Pick every line from the data that holds the word "заявителя".

═══

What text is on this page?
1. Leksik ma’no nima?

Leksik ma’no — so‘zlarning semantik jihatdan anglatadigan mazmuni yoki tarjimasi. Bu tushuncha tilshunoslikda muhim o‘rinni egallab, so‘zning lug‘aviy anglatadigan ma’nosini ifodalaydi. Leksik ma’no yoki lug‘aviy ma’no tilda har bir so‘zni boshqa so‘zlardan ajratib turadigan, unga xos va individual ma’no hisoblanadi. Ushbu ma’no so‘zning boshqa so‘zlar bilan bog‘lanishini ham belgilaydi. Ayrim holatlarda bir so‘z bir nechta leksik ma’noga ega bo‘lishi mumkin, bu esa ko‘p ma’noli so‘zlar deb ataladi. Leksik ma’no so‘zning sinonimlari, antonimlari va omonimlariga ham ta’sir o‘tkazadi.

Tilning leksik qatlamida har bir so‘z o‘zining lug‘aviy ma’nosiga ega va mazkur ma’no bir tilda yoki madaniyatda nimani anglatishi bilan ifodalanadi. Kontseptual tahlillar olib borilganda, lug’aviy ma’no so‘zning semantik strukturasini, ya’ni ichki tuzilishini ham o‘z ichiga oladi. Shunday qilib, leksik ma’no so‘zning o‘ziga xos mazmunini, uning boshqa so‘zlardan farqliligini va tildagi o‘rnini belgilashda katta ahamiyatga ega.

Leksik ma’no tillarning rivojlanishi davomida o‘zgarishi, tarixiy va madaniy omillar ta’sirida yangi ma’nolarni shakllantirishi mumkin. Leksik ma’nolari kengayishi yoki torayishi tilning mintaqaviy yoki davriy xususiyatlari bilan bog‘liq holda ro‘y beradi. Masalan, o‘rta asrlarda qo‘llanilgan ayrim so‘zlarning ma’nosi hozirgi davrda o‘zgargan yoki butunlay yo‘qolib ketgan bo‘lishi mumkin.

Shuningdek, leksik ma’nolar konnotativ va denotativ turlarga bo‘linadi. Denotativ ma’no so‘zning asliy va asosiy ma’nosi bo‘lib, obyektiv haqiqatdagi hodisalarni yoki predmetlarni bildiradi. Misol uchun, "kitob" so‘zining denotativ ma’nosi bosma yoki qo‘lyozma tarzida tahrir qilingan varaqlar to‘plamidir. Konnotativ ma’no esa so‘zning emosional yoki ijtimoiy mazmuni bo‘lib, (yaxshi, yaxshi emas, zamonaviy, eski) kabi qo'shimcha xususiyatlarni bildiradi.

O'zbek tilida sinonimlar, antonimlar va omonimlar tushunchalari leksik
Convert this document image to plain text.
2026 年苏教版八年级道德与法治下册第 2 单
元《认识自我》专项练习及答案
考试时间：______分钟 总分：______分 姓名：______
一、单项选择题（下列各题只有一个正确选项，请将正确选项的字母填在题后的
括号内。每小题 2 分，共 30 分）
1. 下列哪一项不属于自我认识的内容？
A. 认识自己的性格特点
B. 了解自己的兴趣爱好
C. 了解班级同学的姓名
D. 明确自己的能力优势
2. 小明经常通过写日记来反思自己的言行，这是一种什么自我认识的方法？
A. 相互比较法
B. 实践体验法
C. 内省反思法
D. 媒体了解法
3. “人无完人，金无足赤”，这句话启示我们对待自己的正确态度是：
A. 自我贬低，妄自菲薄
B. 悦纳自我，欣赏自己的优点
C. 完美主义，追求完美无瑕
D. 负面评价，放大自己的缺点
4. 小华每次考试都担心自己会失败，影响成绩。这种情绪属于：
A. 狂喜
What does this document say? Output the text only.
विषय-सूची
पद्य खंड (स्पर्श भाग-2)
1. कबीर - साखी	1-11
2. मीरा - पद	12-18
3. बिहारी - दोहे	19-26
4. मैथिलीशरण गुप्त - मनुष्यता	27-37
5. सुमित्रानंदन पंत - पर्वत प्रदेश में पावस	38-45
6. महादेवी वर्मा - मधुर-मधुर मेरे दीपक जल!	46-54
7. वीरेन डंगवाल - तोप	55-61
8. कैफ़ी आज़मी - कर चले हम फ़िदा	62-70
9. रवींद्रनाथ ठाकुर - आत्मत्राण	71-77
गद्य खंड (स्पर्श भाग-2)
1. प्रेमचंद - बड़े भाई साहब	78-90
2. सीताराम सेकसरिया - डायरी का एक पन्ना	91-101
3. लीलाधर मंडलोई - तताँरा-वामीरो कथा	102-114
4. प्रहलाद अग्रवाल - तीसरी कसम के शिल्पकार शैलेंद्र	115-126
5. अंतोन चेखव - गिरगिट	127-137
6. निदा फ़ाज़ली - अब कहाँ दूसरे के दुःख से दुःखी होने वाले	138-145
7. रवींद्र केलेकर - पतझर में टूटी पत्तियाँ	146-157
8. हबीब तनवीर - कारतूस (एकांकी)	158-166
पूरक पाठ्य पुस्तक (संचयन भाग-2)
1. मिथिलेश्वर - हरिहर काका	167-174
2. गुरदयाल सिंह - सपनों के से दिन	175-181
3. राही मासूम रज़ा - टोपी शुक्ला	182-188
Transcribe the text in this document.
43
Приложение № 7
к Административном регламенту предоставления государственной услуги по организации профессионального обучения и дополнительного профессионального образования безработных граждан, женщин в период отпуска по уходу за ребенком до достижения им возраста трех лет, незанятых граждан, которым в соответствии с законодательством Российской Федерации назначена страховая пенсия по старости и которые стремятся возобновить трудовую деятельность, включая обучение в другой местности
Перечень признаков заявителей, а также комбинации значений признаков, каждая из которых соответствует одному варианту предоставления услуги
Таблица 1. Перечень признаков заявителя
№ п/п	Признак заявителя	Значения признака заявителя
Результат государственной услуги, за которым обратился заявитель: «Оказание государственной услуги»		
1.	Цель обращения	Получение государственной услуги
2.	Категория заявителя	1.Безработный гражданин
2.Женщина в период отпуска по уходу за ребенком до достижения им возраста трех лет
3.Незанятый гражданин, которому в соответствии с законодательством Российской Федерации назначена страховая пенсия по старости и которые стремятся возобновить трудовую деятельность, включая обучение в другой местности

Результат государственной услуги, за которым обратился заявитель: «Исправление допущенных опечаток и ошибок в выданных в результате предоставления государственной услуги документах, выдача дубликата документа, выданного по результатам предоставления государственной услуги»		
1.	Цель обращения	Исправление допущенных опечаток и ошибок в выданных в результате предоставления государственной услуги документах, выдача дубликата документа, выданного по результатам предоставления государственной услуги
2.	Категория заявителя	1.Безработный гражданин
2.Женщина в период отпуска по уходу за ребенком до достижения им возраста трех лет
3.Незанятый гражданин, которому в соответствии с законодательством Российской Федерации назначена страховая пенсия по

═══

■ Exercise solution:
Таблица 1. Перечень признаков заявителя
№ п/п	Признак заявителя	Значения признака заявителя
2.	Категория заявителя	1.Безработный гражданин
2.	Категория заявителя	1.Безработный гражданин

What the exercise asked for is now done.